Set exercise: Count how many lines below contain the word "земельных", then give that number alone.

[Saved data entries]
***
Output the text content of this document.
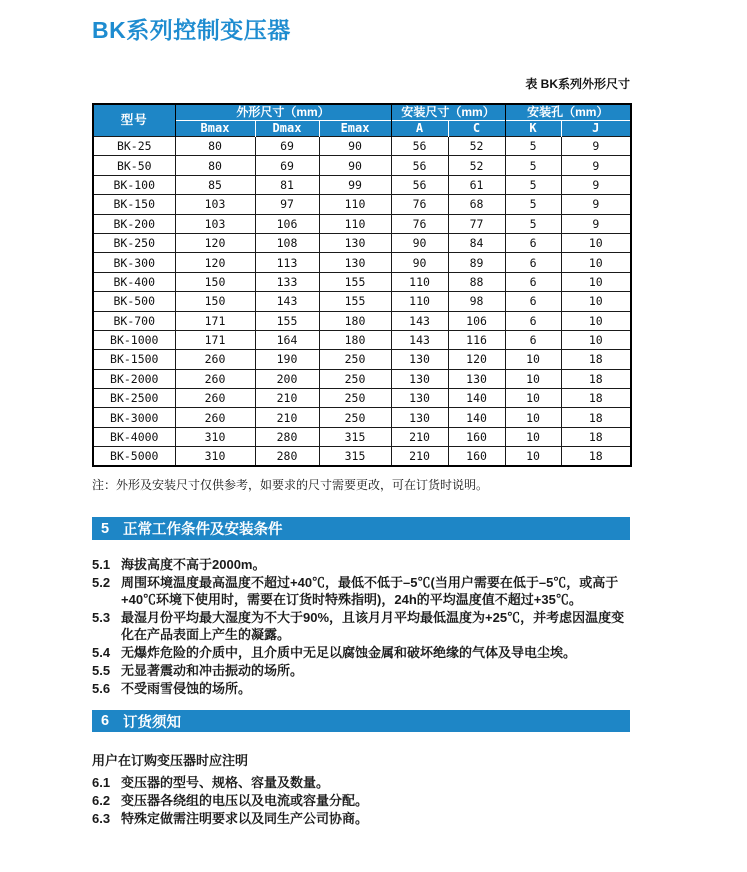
BK系列控制变压器
表 BK系列外形尺寸
型号	外形尺寸（mm）			安装尺寸（mm）		安装孔（mm）	
	Bmax	Dmax	Emax	A	C	K	J
BK-25	80	69	90	56	52	5	9
BK-50	80	69	90	56	52	5	9
BK-100	85	81	99	56	61	5	9
BK-150	103	97	110	76	68	5	9
BK-200	103	106	110	76	77	5	9
BK-250	120	108	130	90	84	6	10
BK-300	120	113	130	90	89	6	10
BK-400	150	133	155	110	88	6	10
BK-500	150	143	155	110	98	6	10
BK-700	171	155	180	143	106	6	10
BK-1000	171	164	180	143	116	6	10
BK-1500	260	190	250	130	120	10	18
BK-2000	260	200	250	130	130	10	18
BK-2500	260	210	250	130	140	10	18
BK-3000	260	210	250	130	140	10	18
BK-4000	310	280	315	210	160	10	18
BK-5000	310	280	315	210	160	10	18
注：外形及安装尺寸仅供参考，如要求的尺寸需要更改，可在订货时说明。
5 正常工作条件及安装条件
5.1 海拔高度不高于2000m。
5.2 周围环境温度最高温度不超过+40℃，最低不低于–5℃(当用户需要在低于–5℃，或高于+40℃环境下使用时，需要在订货时特殊指明)，24h的平均温度值不超过+35℃。
5.3 最湿月份平均最大湿度为不大于90%，且该月月平均最低温度为+25℃，并考虑因温度变化在产品表面上产生的凝露。
5.4 无爆炸危险的介质中，且介质中无足以腐蚀金属和破坏绝缘的气体及导电尘埃。
5.5 无显著震动和冲击振动的场所。
5.6 不受雨雪侵蚀的场所。
6 订货须知
用户在订购变压器时应注明
6.1 变压器的型号、规格、容量及数量。
6.2 变压器各绕组的电压以及电流或容量分配。
6.3 特殊定做需注明要求以及同生产公司协商。
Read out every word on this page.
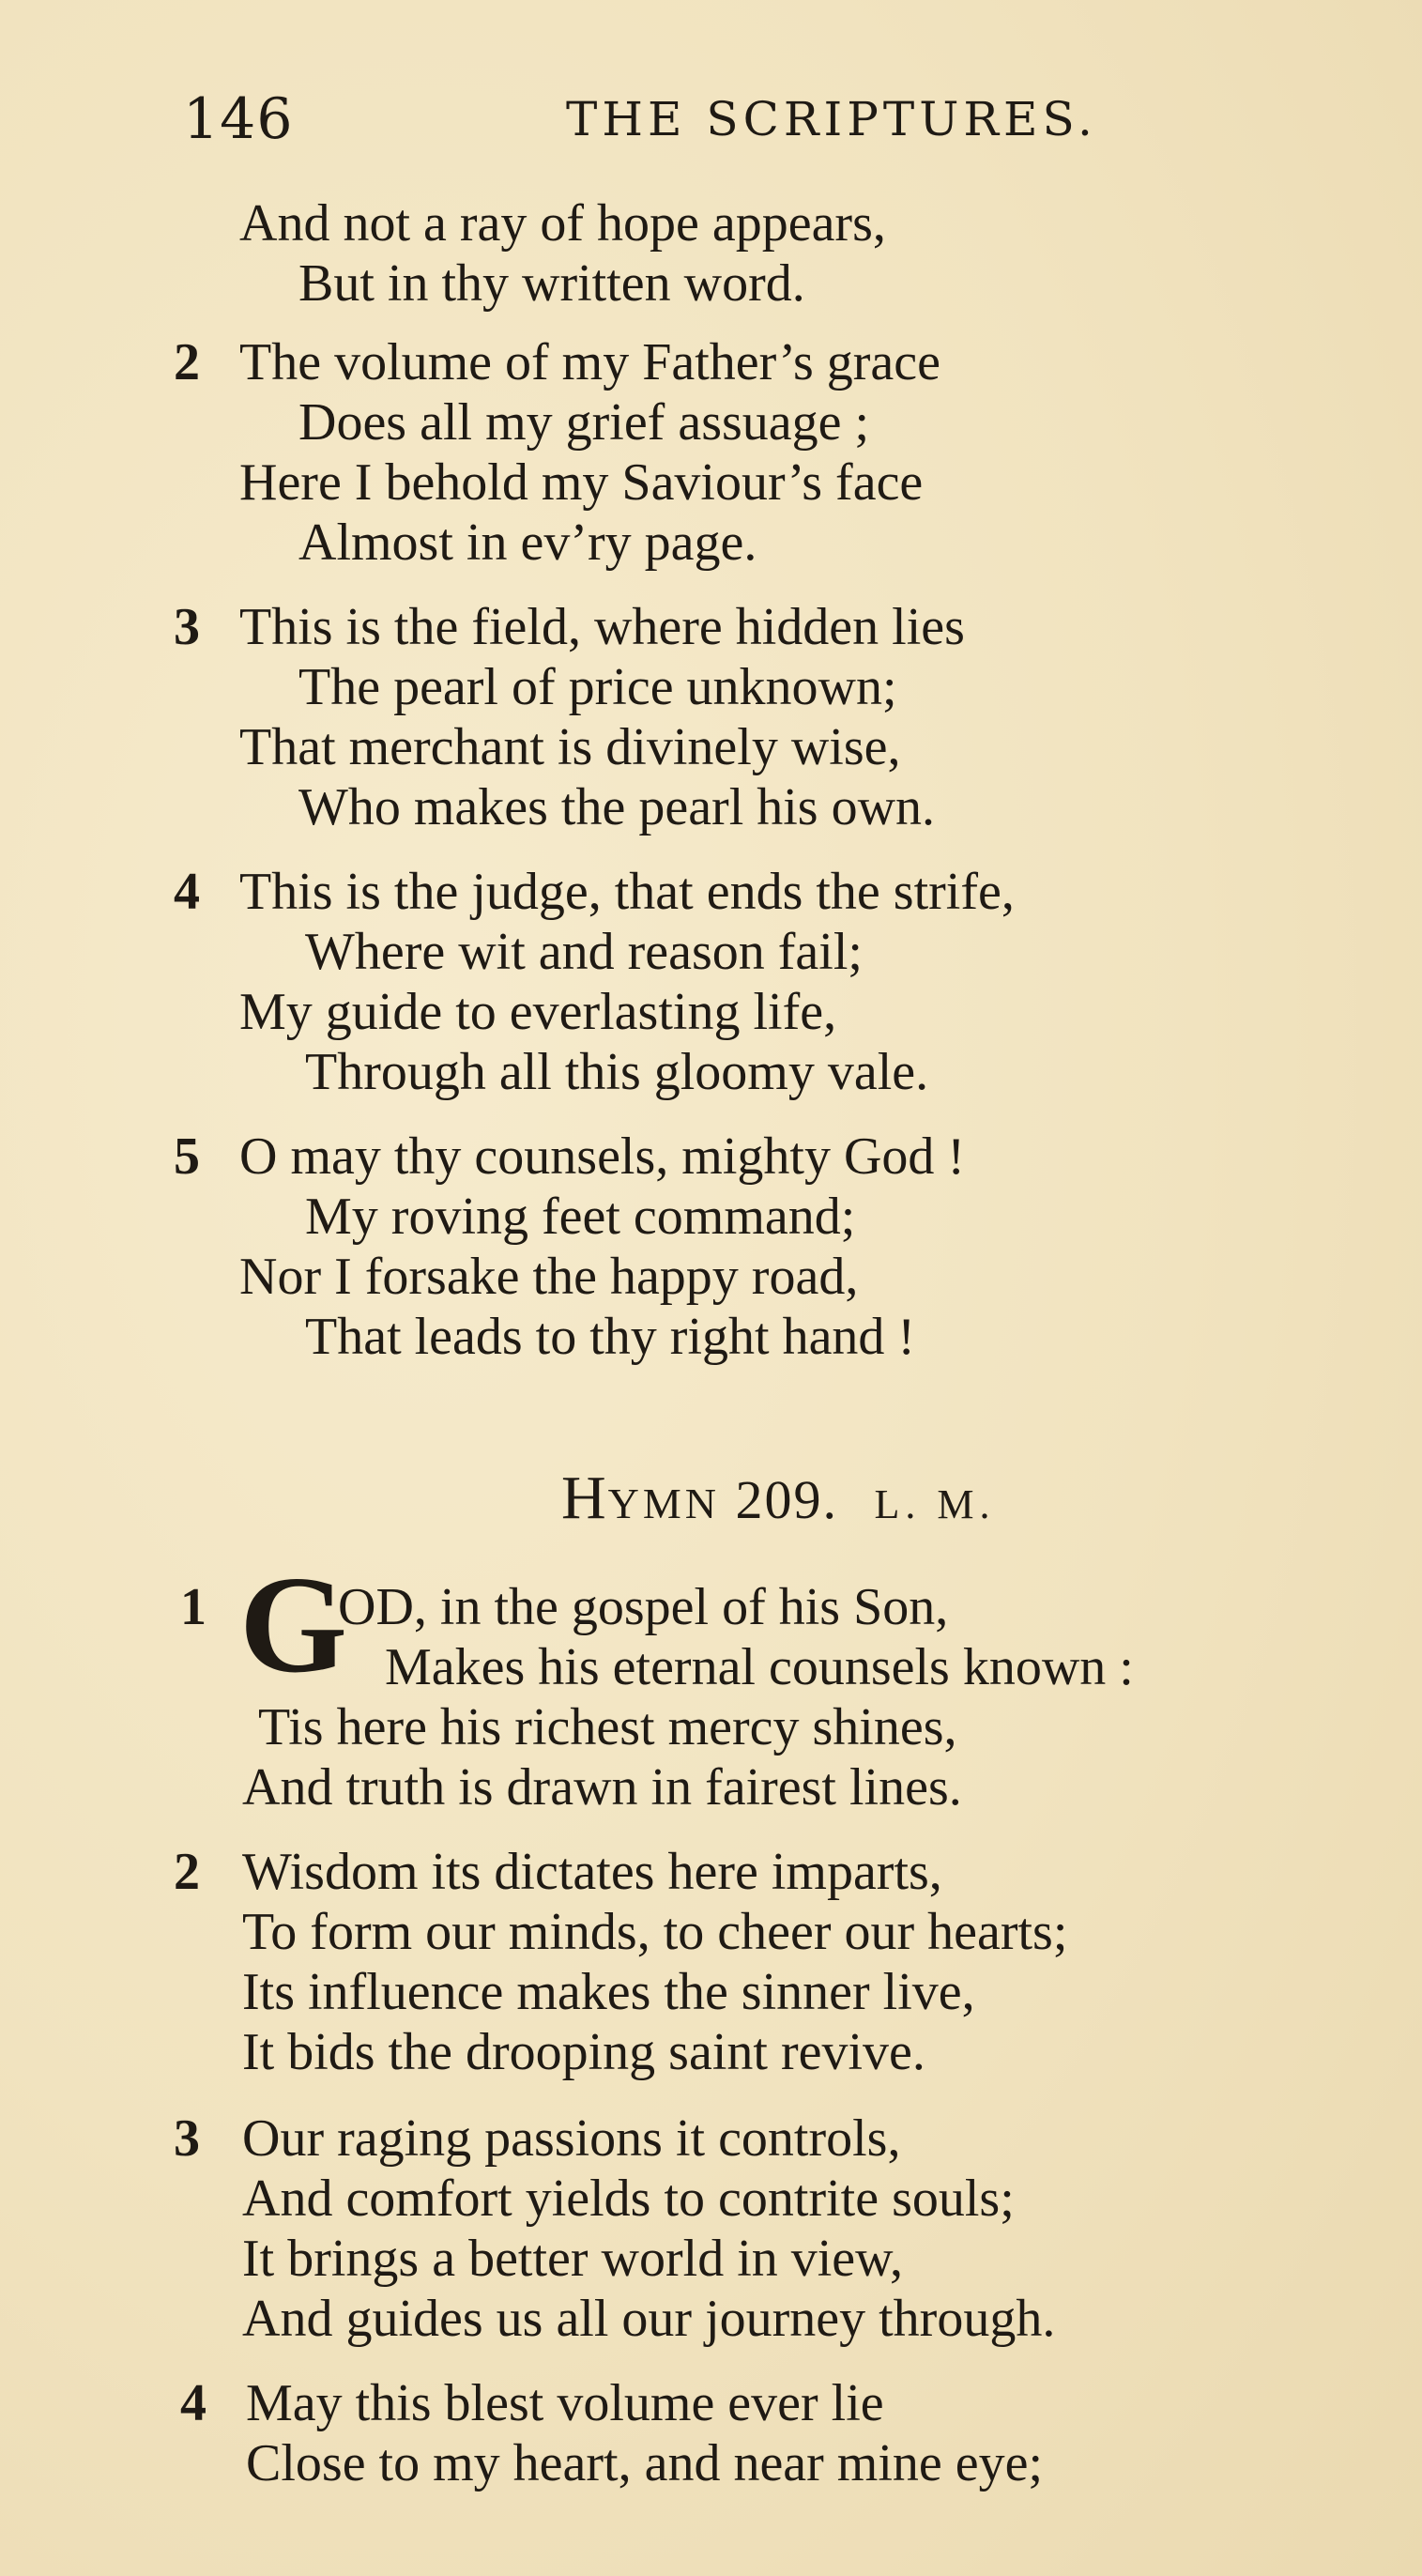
146	THE SCRIPTURES.
And not a ray of hope appears,
But in thy written word.
2 The volume of my Father’s grace
Does all my grief assuage ;
Here I behold my Saviour’s face
Almost in ev’ry page.
3 This is the field, where hidden lies
The pearl of price unknown;
That merchant is divinely wise,
Who makes the pearl his own.
4 This is the judge, that ends the strife,
Where wit and reason fail;
My guide to everlasting life,
Through all this gloomy vale.
5 O may thy counsels, mighty God !
My roving feet command;
Nor I forsake the happy road,
That leads to thy right hand !
HYMN 209. L. M.
1 G
OD, in the gospel of his Son,
Makes his eternal counsels known :
Tis here his richest mercy shines,
And truth is drawn in fairest lines.
2 Wisdom its dictates here imparts,
To form our minds, to cheer our hearts;
Its influence makes the sinner live,
It bids the drooping saint revive.
3 Our raging passions it controls,
And comfort yields to contrite souls;
It brings a better world in view,
And guides us all our journey through.
4 May this blest volume ever lie
Close to my heart, and near mine eye;
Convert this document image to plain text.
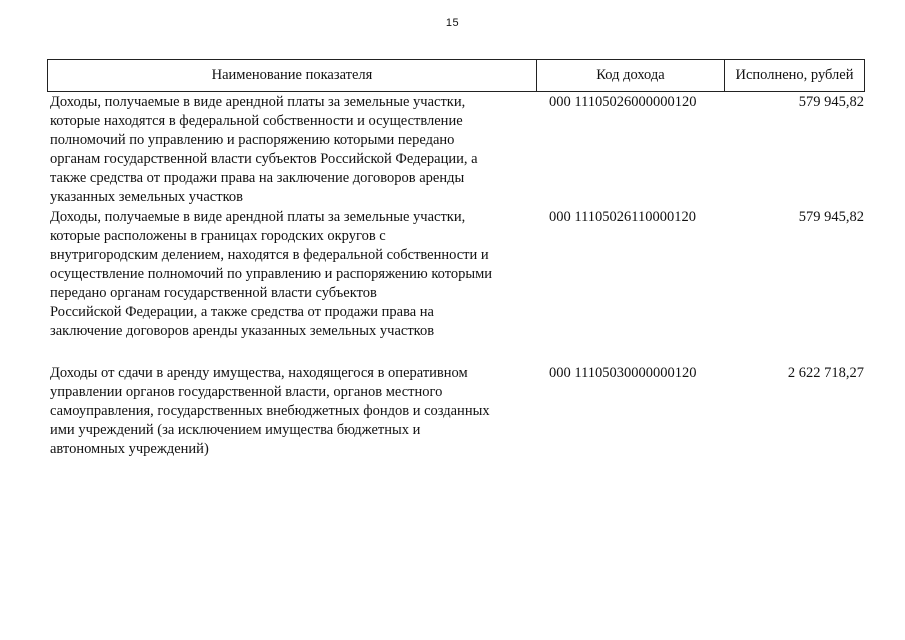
15
Наименование показателя	Код дохода	Исполнено, рублей
Доходы, получаемые в виде арендной платы за земельные участки,
которые находятся в федеральной собственности и осуществление
полномочий по управлению и распоряжению которыми передано
органам государственной власти субъектов Российской Федерации, а
также средства от продажи права на заключение договоров аренды
указанных земельных участков
000 11105026000000120	579 945,82
Доходы, получаемые в виде арендной платы за земельные участки,
которые расположены в границах городских округов с
внутригородским делением, находятся в федеральной собственности и
осуществление полномочий по управлению и распоряжению которыми
передано органам государственной власти субъектов
Российской Федерации, а также средства от продажи права на
заключение договоров аренды указанных земельных участков
000 11105026110000120	579 945,82
Доходы от сдачи в аренду имущества, находящегося в оперативном
управлении органов государственной власти, органов местного
самоуправления, государственных внебюджетных фондов и созданных
ими учреждений (за исключением имущества бюджетных и
автономных учреждений)
000 11105030000000120	2 622 718,27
***
Task solution: 2